Selection>

At 6:30 one morning last week a short, gnomelike figure dressed in a
cream-colored coat, grey flannels and sneakers darted through the
dew-drenched shrubbery of Paris' Bois de Boulogne. He paused to stare
reflectively at a lush hydrangea bush, then hurried on to pick up a
dead limb, a handful of dead leaves and a piece of old oak bark. To
startled park gardeners an official explained: "That gentleman is a
famous Japanese flower arranger, Monsieur Sofu."
By afternoon the results of visiting Flower Arranger Sofu's harvest were
ready for display in Paris' Bagatelle chateau. Withered leaves on a
dead branch suspended from the ceiling had become a mobile titled Dance
of the Dying Leaves; tiger lilies, hydrangeas and irises blended into a
scarlet-and-gold Japanese Landscape; a moss-covered oak branch was part
of a tableau, On the Edge of the Lake.
Picasso of Flowers. Such works have made Sofu Teshigahara, 54, "the
Picasso of flowers" in his native Japan. Sofu has broken all the rules
of the centuries-old flower-arranging art known as ikebana. His
innovations leave Japanese critics torn between a fear that ikebana is
getting its death blow and admiration for a technique which, commented
a leading Japanese art critic, "boggles the eyes and stuns the senses."
The son of a famous flower arranger known professionally as Wafu (Gentle
Breeze), young Teshigahara was arranging flowers at four, at 14 often
replaced his father in classes, as a teen-ager plowed through the
Chinese classics. But at 26, Teshigahara, who had chosen as his ikebana
name Sofu (Cool Green Breeze), decided to strike out on his own. What
Sofu did was as shocking to the classicists as pounding out madrigals
to a boogie-woogie beat. The central canon of ikebana for centuries has
been Ten-Chi-Jin (Heaven-Earth-Man), where heaven is symbolized by the
tall central flower, man by a medium branch placed at the side, and
earth by the shortest branch, placed before the heaven branch. From
this came the rikka (standing) and the nage-ire (thrown in) styles.

Record list>
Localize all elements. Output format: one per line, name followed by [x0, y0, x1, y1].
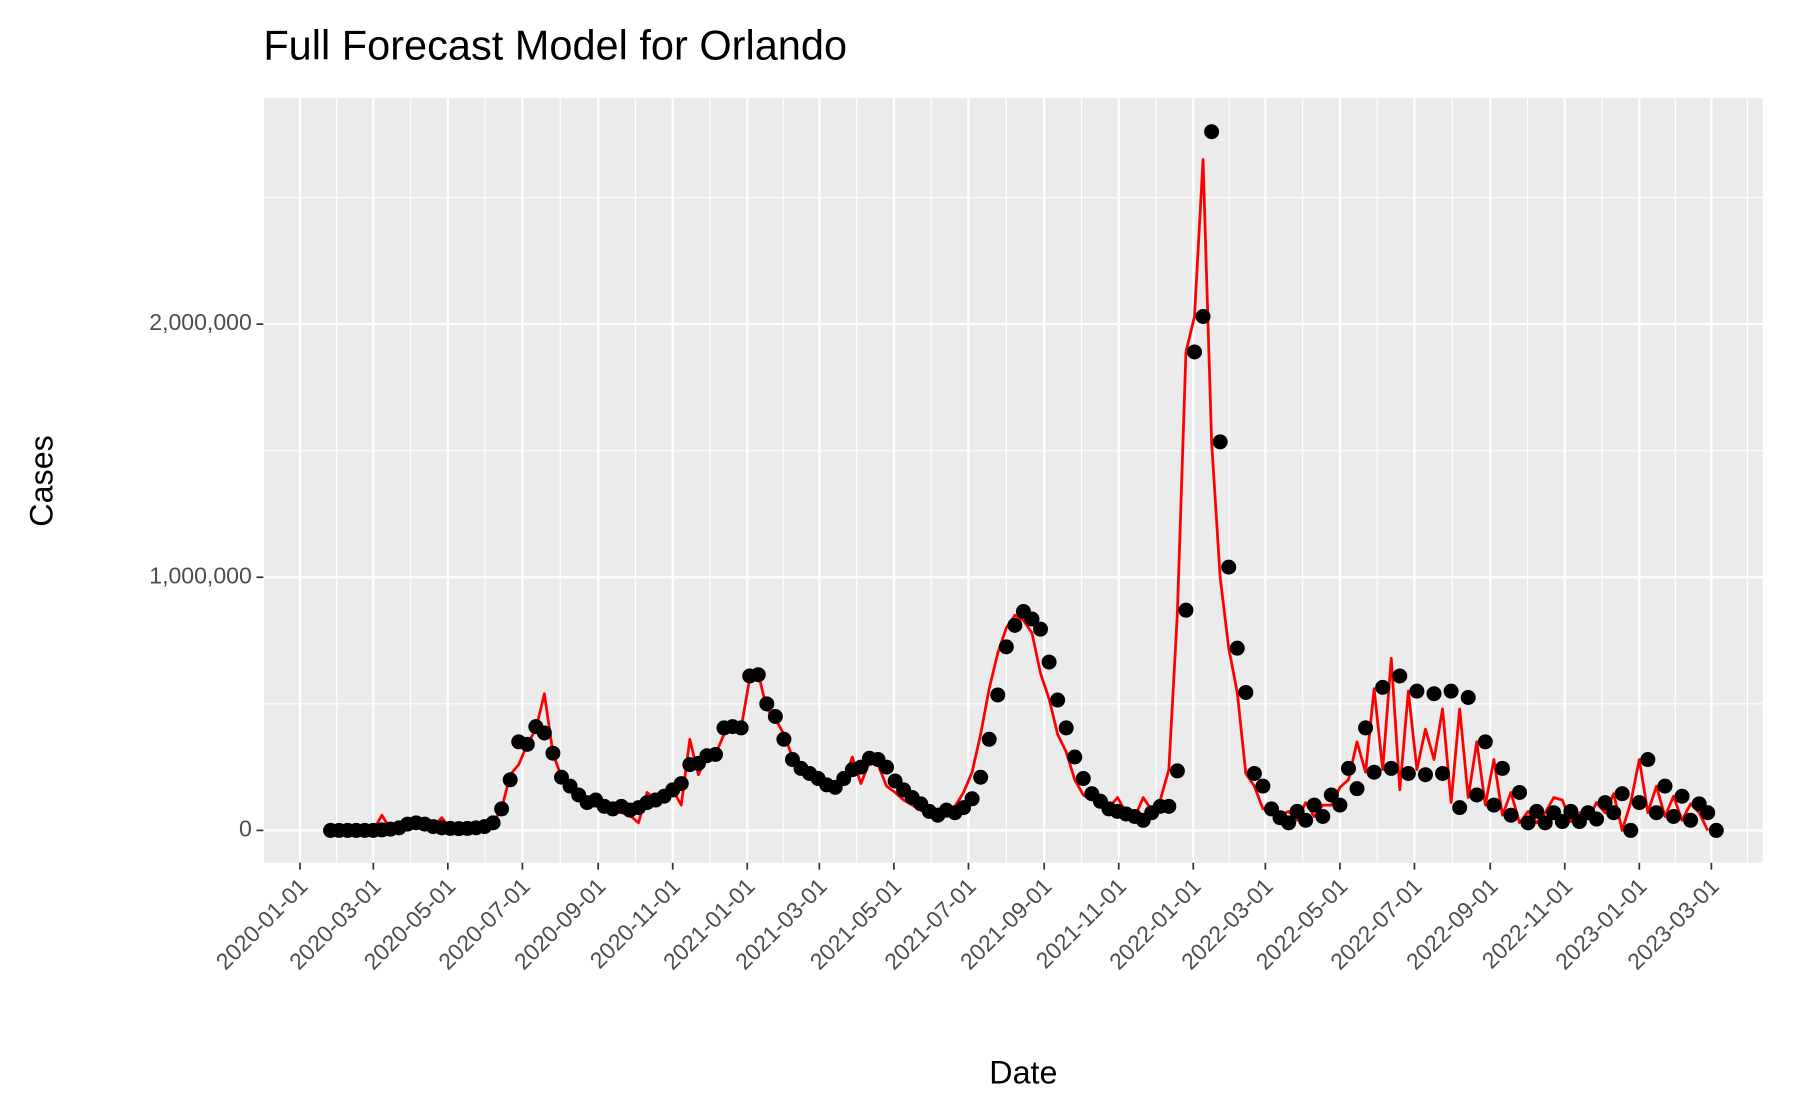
y-axis-title: Cases [24, 435, 60, 527]
data-point [1340, 760, 1356, 776]
data-point [776, 731, 792, 747]
data-point [1460, 690, 1476, 706]
data-point [1178, 602, 1194, 618]
data-point [1050, 692, 1066, 708]
data-point [1426, 686, 1442, 702]
data-point [1298, 812, 1314, 828]
data-point [750, 667, 766, 683]
data-point [1212, 434, 1228, 450]
data-point [519, 736, 535, 752]
data-point [1708, 822, 1724, 838]
data-point [1204, 124, 1220, 140]
data-point [1640, 752, 1656, 768]
data-point [981, 731, 997, 747]
data-point [1067, 749, 1083, 765]
data-point [1358, 720, 1374, 736]
data-point [1700, 805, 1716, 821]
data-point [1229, 640, 1245, 656]
data-point [1281, 815, 1297, 831]
data-point [998, 639, 1014, 655]
data-point [990, 687, 1006, 703]
data-point [1246, 765, 1262, 781]
data-point [1674, 788, 1690, 804]
data-point [1486, 797, 1502, 813]
data-point [1435, 765, 1451, 781]
data-point [1494, 760, 1510, 776]
data-point [1666, 808, 1682, 824]
data-point [1477, 734, 1493, 750]
data-point [1512, 784, 1528, 800]
data-point [1469, 787, 1485, 803]
data-point [879, 759, 895, 775]
data-point [545, 745, 561, 761]
data-point [733, 720, 749, 736]
data-point [1058, 720, 1074, 736]
data-point [1563, 803, 1579, 819]
data-point [1195, 309, 1211, 325]
data-point [1041, 654, 1057, 670]
data-point [1520, 815, 1536, 831]
data-point [759, 696, 775, 712]
data-point [1657, 778, 1673, 794]
data-point [673, 776, 689, 792]
data-point [502, 772, 518, 788]
data-point [1323, 787, 1339, 803]
data-point [1503, 807, 1519, 823]
data-point [1623, 822, 1639, 838]
data-point [1597, 795, 1613, 811]
data-point [1606, 805, 1622, 821]
chart-title: Full Forecast Model for Orlando [263, 21, 847, 68]
data-point [1366, 764, 1382, 780]
data-point [973, 769, 989, 785]
data-point [707, 746, 723, 762]
data-point [1033, 621, 1049, 637]
data-point [1161, 798, 1177, 814]
panel [263, 98, 1763, 863]
data-point [767, 708, 783, 724]
data-point [1589, 811, 1605, 827]
data-point [1400, 765, 1416, 781]
data-point [1631, 795, 1647, 811]
data-point [1255, 778, 1271, 794]
data-point [1024, 611, 1040, 627]
data-point [1238, 684, 1254, 700]
data-point [1443, 683, 1459, 699]
y-tick-label: 1,000,000 [149, 562, 252, 588]
data-point [1075, 771, 1091, 787]
data-point [1007, 617, 1023, 633]
data-point [1186, 344, 1202, 360]
data-point [1221, 559, 1237, 575]
data-point [1315, 808, 1331, 824]
data-point [1614, 786, 1630, 802]
x-axis-title: Date [989, 1054, 1057, 1090]
data-point [494, 801, 510, 817]
data-point [1683, 812, 1699, 828]
data-point [1409, 683, 1425, 699]
plot-marks [323, 124, 1724, 838]
data-point [1537, 815, 1553, 831]
data-point [536, 725, 552, 741]
data-point [485, 815, 501, 831]
data-point [1417, 767, 1433, 783]
data-point [1648, 805, 1664, 821]
data-point [1349, 781, 1365, 797]
data-point [1332, 797, 1348, 813]
y-tick-label: 2,000,000 [149, 309, 252, 335]
data-point [1383, 760, 1399, 776]
data-point [1375, 679, 1391, 695]
data-point [1452, 800, 1468, 816]
data-point [1392, 668, 1408, 684]
data-point [1306, 797, 1322, 813]
data-point [1529, 803, 1545, 819]
data-point [1169, 763, 1185, 779]
data-point [964, 791, 980, 807]
y-tick-label: 0 [239, 816, 252, 842]
data-point [1554, 814, 1570, 830]
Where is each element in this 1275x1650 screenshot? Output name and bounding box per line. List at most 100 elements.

Task set>
1. In the article about the Japanese flower arranger, what ikebana name did Teshigahara choose for himself, and what does it mean?
2. According to the article about the Japanese flower arranger, why are Japanese critics torn over Sofu's work?
3. Return, word for word, the part of the article about the Japanese flower arranger that opens with the words containing "At 6:30 one" and closes with "of the Lake.".

Solutions for each task>
1. He chose the name Sofu, which means Cool Green Breeze.

2. Sofu's innovations break all the rules of ikebana. Critics fear that the art is getting its death blow, but they also admire a technique that a leading Japanese art critic said "boggles the eyes and stuns the senses."

3.
At 6:30 one morning last week a short, gnomelike figure dressed in a
cream-colored coat, grey flannels and sneakers darted through the
dew-drenched shrubbery of Paris' Bois de Boulogne. He paused to stare
reflectively at a lush hydrangea bush, then hurried on to pick up a
dead limb, a handful of dead leaves and a piece of old oak bark. To
startled park gardeners an official explained: "That gentleman is a
famous Japanese flower arranger, Monsieur Sofu."
By afternoon the results of visiting Flower Arranger Sofu's harvest were
ready for display in Paris' Bagatelle chateau. Withered leaves on a
dead branch suspended from the ceiling had become a mobile titled Dance
of the Dying Leaves; tiger lilies, hydrangeas and irises blended into a
scarlet-and-gold Japanese Landscape; a moss-covered oak branch was part
of a tableau, On the Edge of the Lake.